:: SUPPLIED MATERIAL

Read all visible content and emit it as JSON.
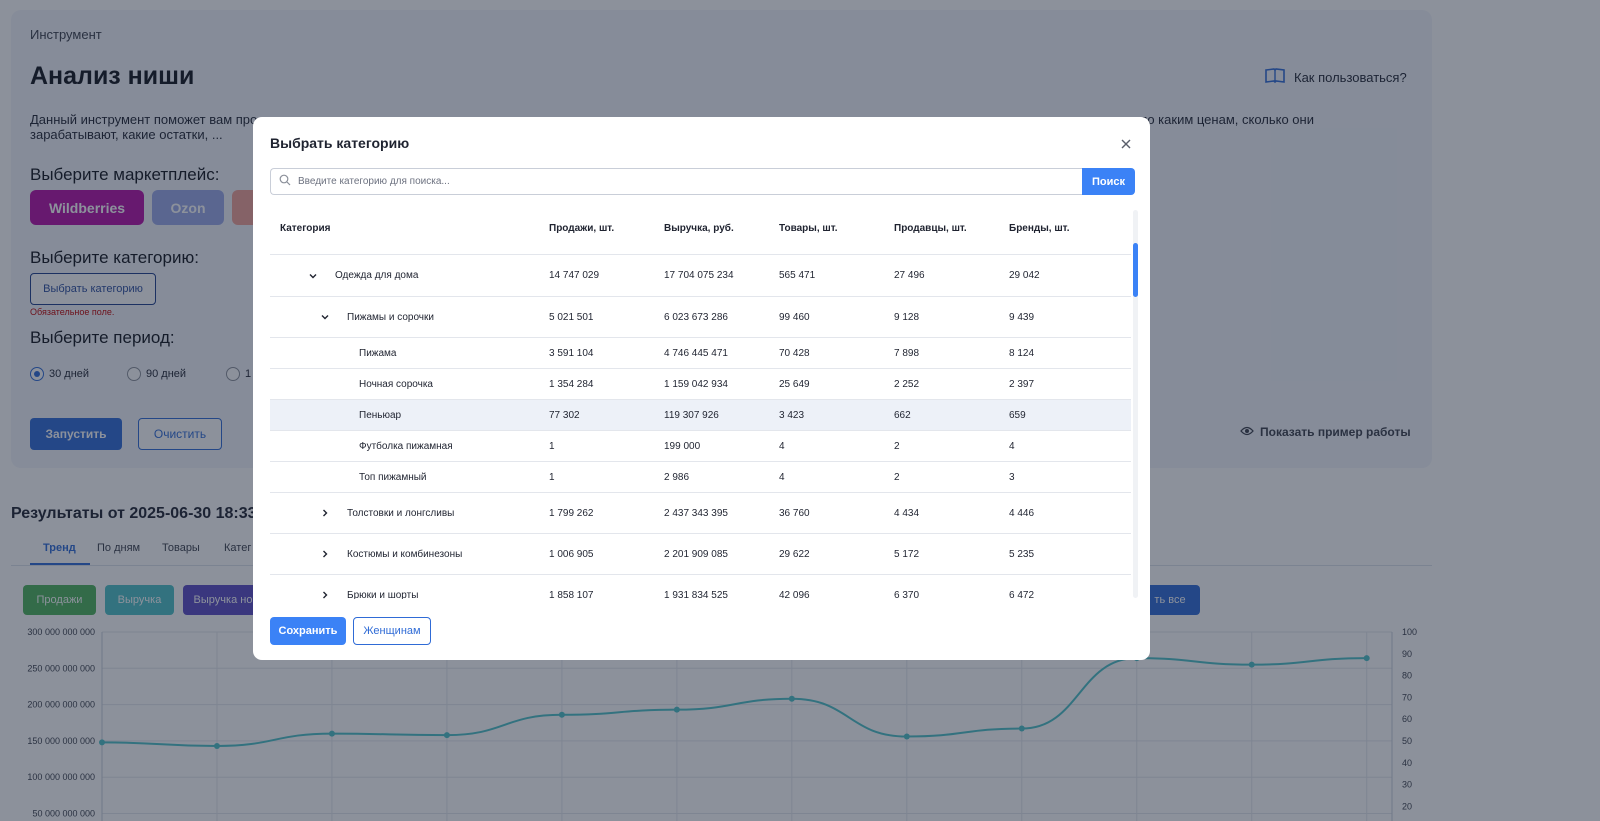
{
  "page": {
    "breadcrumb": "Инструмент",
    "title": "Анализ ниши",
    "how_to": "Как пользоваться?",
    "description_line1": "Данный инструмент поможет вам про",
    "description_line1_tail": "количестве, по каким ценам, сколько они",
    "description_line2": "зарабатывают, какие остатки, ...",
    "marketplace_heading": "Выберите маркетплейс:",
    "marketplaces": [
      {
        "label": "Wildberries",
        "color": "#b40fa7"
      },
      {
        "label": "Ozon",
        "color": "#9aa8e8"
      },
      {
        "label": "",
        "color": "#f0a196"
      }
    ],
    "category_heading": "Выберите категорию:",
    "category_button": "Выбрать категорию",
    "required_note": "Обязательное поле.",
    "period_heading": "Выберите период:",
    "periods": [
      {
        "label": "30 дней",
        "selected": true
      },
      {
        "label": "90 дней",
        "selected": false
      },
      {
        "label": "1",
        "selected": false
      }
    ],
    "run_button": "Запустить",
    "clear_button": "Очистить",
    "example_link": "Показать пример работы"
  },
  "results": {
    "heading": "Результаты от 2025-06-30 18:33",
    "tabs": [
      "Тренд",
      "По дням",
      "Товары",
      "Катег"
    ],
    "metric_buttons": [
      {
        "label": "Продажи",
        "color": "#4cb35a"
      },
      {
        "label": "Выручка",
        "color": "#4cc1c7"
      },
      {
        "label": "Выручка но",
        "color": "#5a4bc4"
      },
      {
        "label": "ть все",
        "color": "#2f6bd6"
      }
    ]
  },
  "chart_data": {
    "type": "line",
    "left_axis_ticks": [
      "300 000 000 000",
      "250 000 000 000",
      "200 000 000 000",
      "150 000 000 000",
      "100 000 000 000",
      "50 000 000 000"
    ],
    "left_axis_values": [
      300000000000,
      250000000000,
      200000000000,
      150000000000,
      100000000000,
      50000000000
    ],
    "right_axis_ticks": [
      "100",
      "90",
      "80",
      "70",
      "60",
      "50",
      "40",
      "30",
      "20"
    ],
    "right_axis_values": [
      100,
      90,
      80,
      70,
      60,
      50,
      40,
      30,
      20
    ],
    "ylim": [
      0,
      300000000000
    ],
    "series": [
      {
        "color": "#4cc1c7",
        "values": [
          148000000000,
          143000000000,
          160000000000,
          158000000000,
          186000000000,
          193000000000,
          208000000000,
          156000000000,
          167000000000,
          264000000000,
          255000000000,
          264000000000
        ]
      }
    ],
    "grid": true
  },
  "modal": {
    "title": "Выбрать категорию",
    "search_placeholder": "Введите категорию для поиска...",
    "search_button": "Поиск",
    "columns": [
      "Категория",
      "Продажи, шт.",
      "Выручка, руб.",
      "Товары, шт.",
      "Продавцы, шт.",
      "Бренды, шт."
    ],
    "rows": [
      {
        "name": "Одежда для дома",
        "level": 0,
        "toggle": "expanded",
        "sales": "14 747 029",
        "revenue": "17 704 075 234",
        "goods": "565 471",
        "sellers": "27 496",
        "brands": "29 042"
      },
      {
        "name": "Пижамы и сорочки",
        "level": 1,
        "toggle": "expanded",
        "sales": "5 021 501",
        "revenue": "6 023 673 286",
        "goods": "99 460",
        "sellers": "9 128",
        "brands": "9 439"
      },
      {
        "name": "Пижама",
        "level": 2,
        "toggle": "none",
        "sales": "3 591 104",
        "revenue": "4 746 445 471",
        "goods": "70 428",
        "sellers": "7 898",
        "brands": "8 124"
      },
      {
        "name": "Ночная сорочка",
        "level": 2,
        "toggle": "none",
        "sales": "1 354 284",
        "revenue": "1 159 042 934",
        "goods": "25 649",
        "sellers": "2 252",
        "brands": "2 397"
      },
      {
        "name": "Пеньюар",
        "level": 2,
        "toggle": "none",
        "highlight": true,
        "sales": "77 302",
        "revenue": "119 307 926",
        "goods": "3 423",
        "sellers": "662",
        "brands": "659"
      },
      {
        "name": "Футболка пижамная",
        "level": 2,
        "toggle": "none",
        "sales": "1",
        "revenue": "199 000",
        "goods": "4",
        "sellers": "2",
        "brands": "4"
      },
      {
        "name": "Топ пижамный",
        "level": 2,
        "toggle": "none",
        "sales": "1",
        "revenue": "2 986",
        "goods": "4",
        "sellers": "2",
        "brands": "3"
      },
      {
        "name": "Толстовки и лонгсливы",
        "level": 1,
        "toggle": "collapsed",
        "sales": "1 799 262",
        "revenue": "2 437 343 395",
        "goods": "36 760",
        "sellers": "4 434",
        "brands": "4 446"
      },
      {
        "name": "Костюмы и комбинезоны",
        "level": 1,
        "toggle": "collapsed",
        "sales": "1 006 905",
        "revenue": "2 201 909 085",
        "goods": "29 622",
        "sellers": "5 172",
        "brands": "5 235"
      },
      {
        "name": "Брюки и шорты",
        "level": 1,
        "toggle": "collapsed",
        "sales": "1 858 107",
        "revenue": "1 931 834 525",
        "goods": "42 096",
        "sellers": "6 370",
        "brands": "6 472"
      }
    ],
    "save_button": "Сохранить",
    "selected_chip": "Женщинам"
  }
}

::::

Select and copy every line of the listing with the word "категорию".

    "category_heading": "Выберите категорию:",
    "category_button": "Выбрать категорию",
    "title": "Выбрать категорию",
    "search_placeholder": "Введите категорию для поиска...",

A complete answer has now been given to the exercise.